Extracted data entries
▬▬▬

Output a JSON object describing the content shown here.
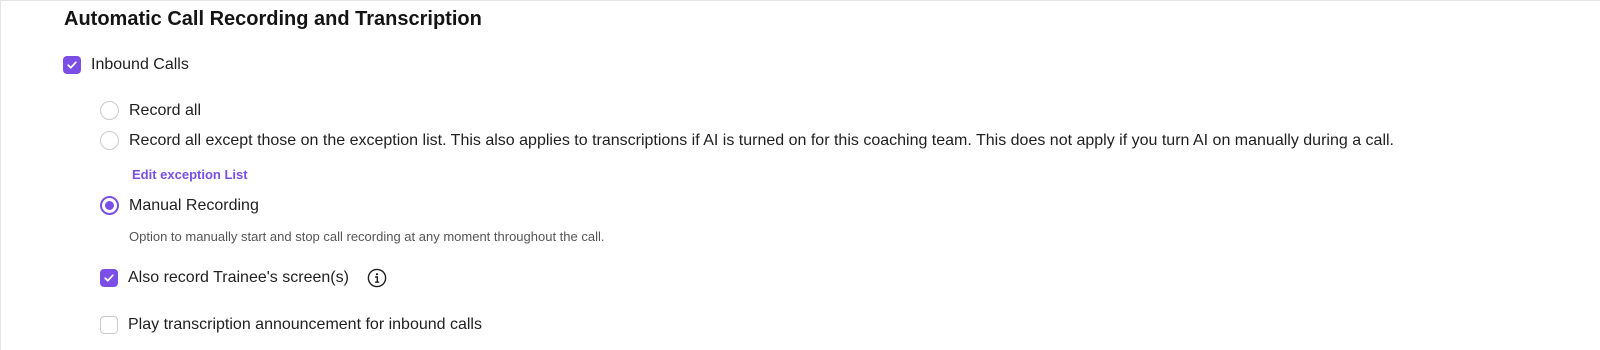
{
  "section": {
    "title": "Automatic Call Recording and Transcription"
  },
  "inbound": {
    "label": "Inbound Calls",
    "checked": true
  },
  "options": {
    "record_all": "Record all",
    "record_except": "Record all except those on the exception list. This also applies to transcriptions if AI is turned on for this coaching team. This does not apply if you turn AI on manually during a call.",
    "edit_exception": "Edit exception List",
    "manual": "Manual Recording",
    "manual_help": "Option to manually start and stop call recording at any moment throughout the call.",
    "selected": "manual"
  },
  "screen": {
    "label": "Also record Trainee's screen(s)",
    "checked": true,
    "icon": "info-icon"
  },
  "announcement": {
    "label": "Play transcription announcement for inbound calls",
    "checked": false
  },
  "colors": {
    "accent": "#7b4fe6"
  }
}
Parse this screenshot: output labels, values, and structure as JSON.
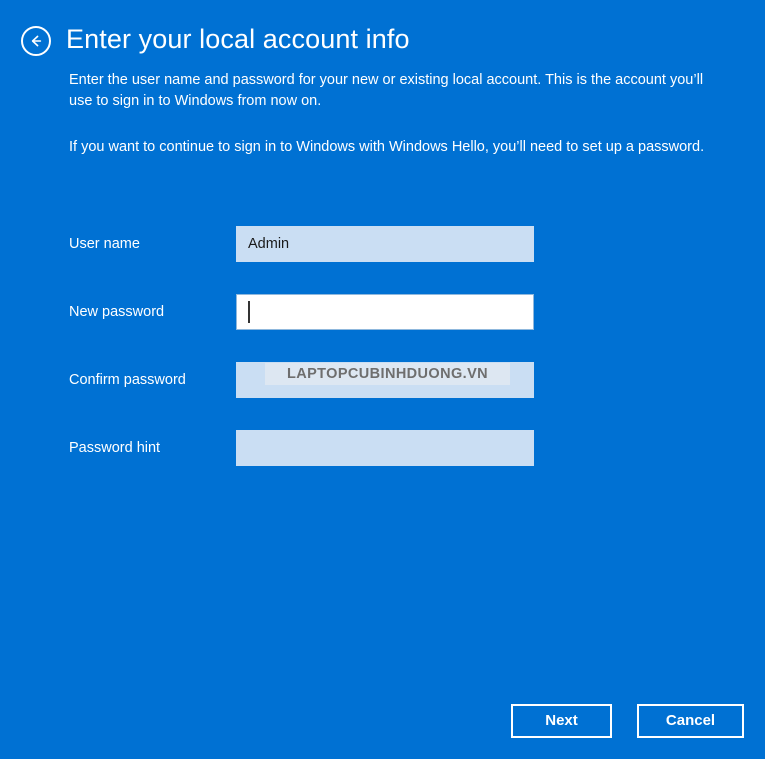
{
  "window": {
    "background_color": "#0071d3",
    "text_color": "#ffffff"
  },
  "header": {
    "back_icon": "back-arrow-icon",
    "title": "Enter your local account info"
  },
  "intro": {
    "paragraph_1": "Enter the user name and password for your new or existing local account. This is the account you’ll use to sign in to Windows from now on.",
    "paragraph_2": "If you want to continue to sign in to Windows with Windows Hello, you’ll need to set up a password."
  },
  "form": {
    "fields": [
      {
        "label": "User name",
        "value": "Admin",
        "placeholder": "",
        "focused": false,
        "type": "text"
      },
      {
        "label": "New password",
        "value": "",
        "placeholder": "",
        "focused": true,
        "type": "password"
      },
      {
        "label": "Confirm password",
        "value": "",
        "placeholder": "",
        "focused": false,
        "type": "password"
      },
      {
        "label": "Password hint",
        "value": "",
        "placeholder": "",
        "focused": false,
        "type": "text"
      }
    ],
    "input_background": "#cadef3",
    "input_focused_background": "#ffffff"
  },
  "watermark": {
    "text": "LAPTOPCUBINHDUONG.VN",
    "color": "#6e6e6e",
    "background": "#dde7f2"
  },
  "footer": {
    "next_label": "Next",
    "cancel_label": "Cancel"
  }
}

▬▬▬

- AIM
Take the lines from the one containing "Parse this screenshot: output" through the final line of the listing above and print them exactly, including both ends but no pictures.

- COMPLETED TASK
Parse this screenshot: output labels, values, and structure as JSON.
{
  "window": {
    "background_color": "#0071d3",
    "text_color": "#ffffff"
  },
  "header": {
    "back_icon": "back-arrow-icon",
    "title": "Enter your local account info"
  },
  "intro": {
    "paragraph_1": "Enter the user name and password for your new or existing local account. This is the account you’ll use to sign in to Windows from now on.",
    "paragraph_2": "If you want to continue to sign in to Windows with Windows Hello, you’ll need to set up a password."
  },
  "form": {
    "fields": [
      {
        "label": "User name",
        "value": "Admin",
        "placeholder": "",
        "focused": false,
        "type": "text"
      },
      {
        "label": "New password",
        "value": "",
        "placeholder": "",
        "focused": true,
        "type": "password"
      },
      {
        "label": "Confirm password",
        "value": "",
        "placeholder": "",
        "focused": false,
        "type": "password"
      },
      {
        "label": "Password hint",
        "value": "",
        "placeholder": "",
        "focused": false,
        "type": "text"
      }
    ],
    "input_background": "#cadef3",
    "input_focused_background": "#ffffff"
  },
  "watermark": {
    "text": "LAPTOPCUBINHDUONG.VN",
    "color": "#6e6e6e",
    "background": "#dde7f2"
  },
  "footer": {
    "next_label": "Next",
    "cancel_label": "Cancel"
  }
}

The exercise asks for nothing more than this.